Copy each of the following items word for word.

▶ **Collected data**
================

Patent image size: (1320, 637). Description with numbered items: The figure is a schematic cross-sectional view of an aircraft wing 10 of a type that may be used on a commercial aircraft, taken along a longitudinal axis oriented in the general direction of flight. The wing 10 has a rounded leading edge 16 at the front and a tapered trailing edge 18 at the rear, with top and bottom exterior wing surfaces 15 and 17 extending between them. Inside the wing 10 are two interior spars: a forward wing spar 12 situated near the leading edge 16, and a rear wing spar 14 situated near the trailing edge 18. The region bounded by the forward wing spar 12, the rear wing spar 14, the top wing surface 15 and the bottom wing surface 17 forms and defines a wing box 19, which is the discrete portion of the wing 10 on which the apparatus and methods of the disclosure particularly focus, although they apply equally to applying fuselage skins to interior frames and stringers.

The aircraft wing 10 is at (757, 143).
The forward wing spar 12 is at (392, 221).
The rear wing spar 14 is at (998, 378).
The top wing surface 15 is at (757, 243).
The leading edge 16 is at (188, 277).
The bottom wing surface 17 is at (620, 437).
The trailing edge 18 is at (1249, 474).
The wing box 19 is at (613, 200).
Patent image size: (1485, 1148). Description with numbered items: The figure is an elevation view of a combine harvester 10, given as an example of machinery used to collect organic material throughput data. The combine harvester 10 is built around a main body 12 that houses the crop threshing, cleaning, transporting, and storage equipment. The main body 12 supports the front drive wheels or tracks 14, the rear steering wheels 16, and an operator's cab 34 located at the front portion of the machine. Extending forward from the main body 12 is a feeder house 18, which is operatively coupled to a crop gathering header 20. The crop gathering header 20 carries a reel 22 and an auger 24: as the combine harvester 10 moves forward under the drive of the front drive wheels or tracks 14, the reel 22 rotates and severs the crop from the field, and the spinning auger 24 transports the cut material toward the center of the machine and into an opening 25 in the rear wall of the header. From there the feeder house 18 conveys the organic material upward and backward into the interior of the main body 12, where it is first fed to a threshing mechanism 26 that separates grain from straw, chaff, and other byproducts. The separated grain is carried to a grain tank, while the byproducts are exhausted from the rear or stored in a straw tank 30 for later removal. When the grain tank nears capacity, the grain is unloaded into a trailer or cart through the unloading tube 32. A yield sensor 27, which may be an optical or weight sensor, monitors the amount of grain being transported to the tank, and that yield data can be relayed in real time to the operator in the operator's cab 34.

================

▶ **EXERCISE OUTPUT**
Patent image size: (1320, 637). Description with numbered items: The figure is a schematic cross-sectional view of an aircraft wing 10 of a type that may be used on a commercial aircraft, taken along a longitudinal axis oriented in the general direction of flight. The wing 10 has a rounded leading edge 16 at the front and a tapered trailing edge 18 at the rear, with top and bottom exterior wing surfaces 15 and 17 extending between them. Inside the wing 10 are two interior spars: a forward wing spar 12 situated near the leading edge 16, and a rear wing spar 14 situated near the trailing edge 18. The region bounded by the forward wing spar 12, the rear wing spar 14, the top wing surface 15 and the bottom wing surface 17 forms and defines a wing box 19, which is the discrete portion of the wing 10 on which the apparatus and methods of the disclosure particularly focus, although they apply equally to applying fuselage skins to interior frames and stringers.

The aircraft wing 10 is at (757, 143).
The forward wing spar 12 is at (392, 221).
The rear wing spar 14 is at (998, 378).
The top wing surface 15 is at (757, 243).
The leading edge 16 is at (188, 277).
The bottom wing surface 17 is at (620, 437).
The trailing edge 18 is at (1249, 474).
The wing box 19 is at (613, 200).
Patent image size: (1485, 1148). Description with numbered items: The figure is an elevation view of a combine harvester 10, given as an example of machinery used to collect organic material throughput data. The combine harvester 10 is built around a main body 12 that houses the crop threshing, cleaning, transporting, and storage equipment. The main body 12 supports the front drive wheels or tracks 14, the rear steering wheels 16, and an operator's cab 34 located at the front portion of the machine. Extending forward from the main body 12 is a feeder house 18, which is operatively coupled to a crop gathering header 20. The crop gathering header 20 carries a reel 22 and an auger 24: as the combine harvester 10 moves forward under the drive of the front drive wheels or tracks 14, the reel 22 rotates and severs the crop from the field, and the spinning auger 24 transports the cut material toward the center of the machine and into an opening 25 in the rear wall of the header. From there the feeder house 18 conveys the organic material upward and backward into the interior of the main body 12, where it is first fed to a threshing mechanism 26 that separates grain from straw, chaff, and other byproducts. The separated grain is carried to a grain tank, while the byproducts are exhausted from the rear or stored in a straw tank 30 for later removal. When the grain tank nears capacity, the grain is unloaded into a trailer or cart through the unloading tube 32. A yield sensor 27, which may be an optical or weight sensor, monitors the amount of grain being transported to the tank, and that yield data can be relayed in real time to the operator in the operator's cab 34.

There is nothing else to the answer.